Document text:

Any Benedictine will tell you that the Rule of Saint Benedict is intriguing from the very first word of its prologue, “Listen.”
Listen, my son, to your master’s precepts, and incline the ear of your heart.
In fact, what most Benedictines will tell you is that it is the very first word of the Rule that encompasses the whole of Benedictine spirituality: to listen.
It is a call to listen for the voice of God however it be manifested—whether through the liturgical prayers of the Mass, the Liturgy of the Hours, the daily lectio divina that Benedictines try to incorporate into their meditations—but also beyond those specific settings and into the less-expected, because God speaks to us constantly and is not constrained or limited in how he may communicate with us.
God may choose to speak to us through the words of our spouse, our parents, or even our children. He may try to break through to us through a passing remark from a co-worker or a store clerk. Or even through a visual cue, wholly unspoken. I once had a friend tell me she came to a more profound appreciation of the Eucharist in a quiet moment at lunch, when she tore into a multi-grain roll and, in that ripping of the crust and the appealing whiteness of the bread, suddenly thought of how the tearing of Christ’s own flesh and blood opened up a food of pure and sustaining mercy.
The point is that God can only communicate with us when we are willing to be open—and to listen—at all times and in every circumstance. And what that really boils down to is what we call in the current parlance, “mindfulness.”

Supplied information:
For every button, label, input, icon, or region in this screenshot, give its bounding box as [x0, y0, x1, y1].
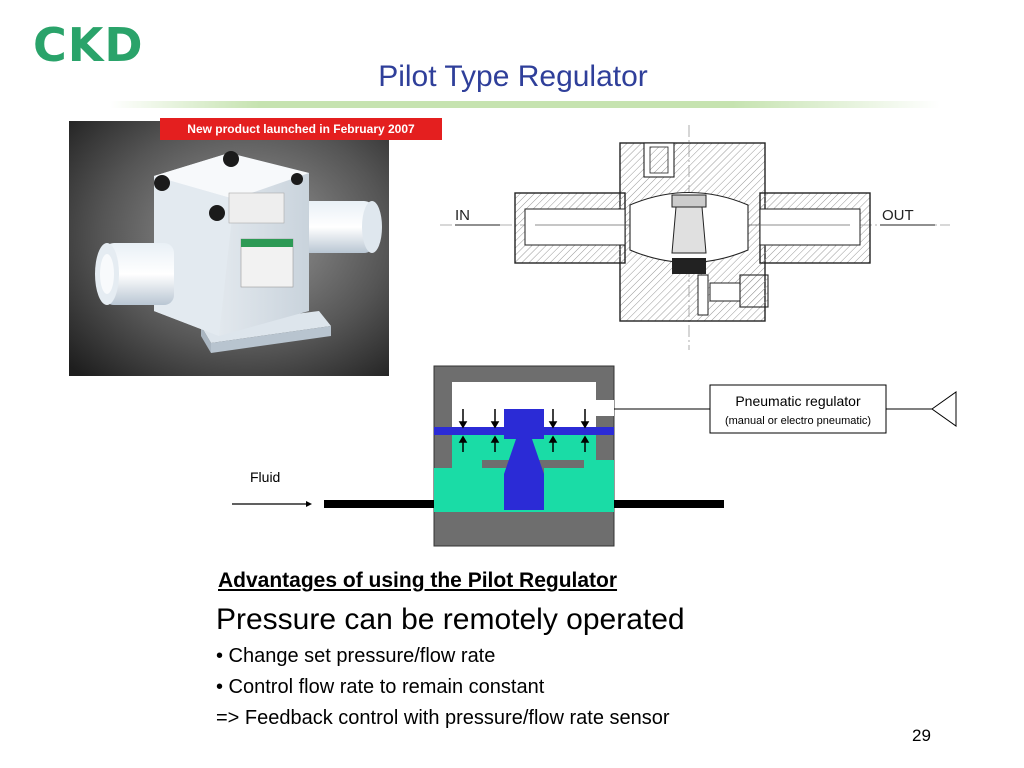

Goal:
Reproduce the passage on the Rule of Saint Benedict from "God may choose" up to and including "and sustaining mercy.". The data are not needed for this work.

Reply to the exercise:
God may choose to speak to us through the words of our spouse, our parents, or even our children. He may try to break through to us through a passing remark from a co-worker or a store clerk. Or even through a visual cue, wholly unspoken. I once had a friend tell me she came to a more profound appreciation of the Eucharist in a quiet moment at lunch, when she tore into a multi-grain roll and, in that ripping of the crust and the appealing whiteness of the bread, suddenly thought of how the tearing of Christ’s own flesh and blood opened up a food of pure and sustaining mercy.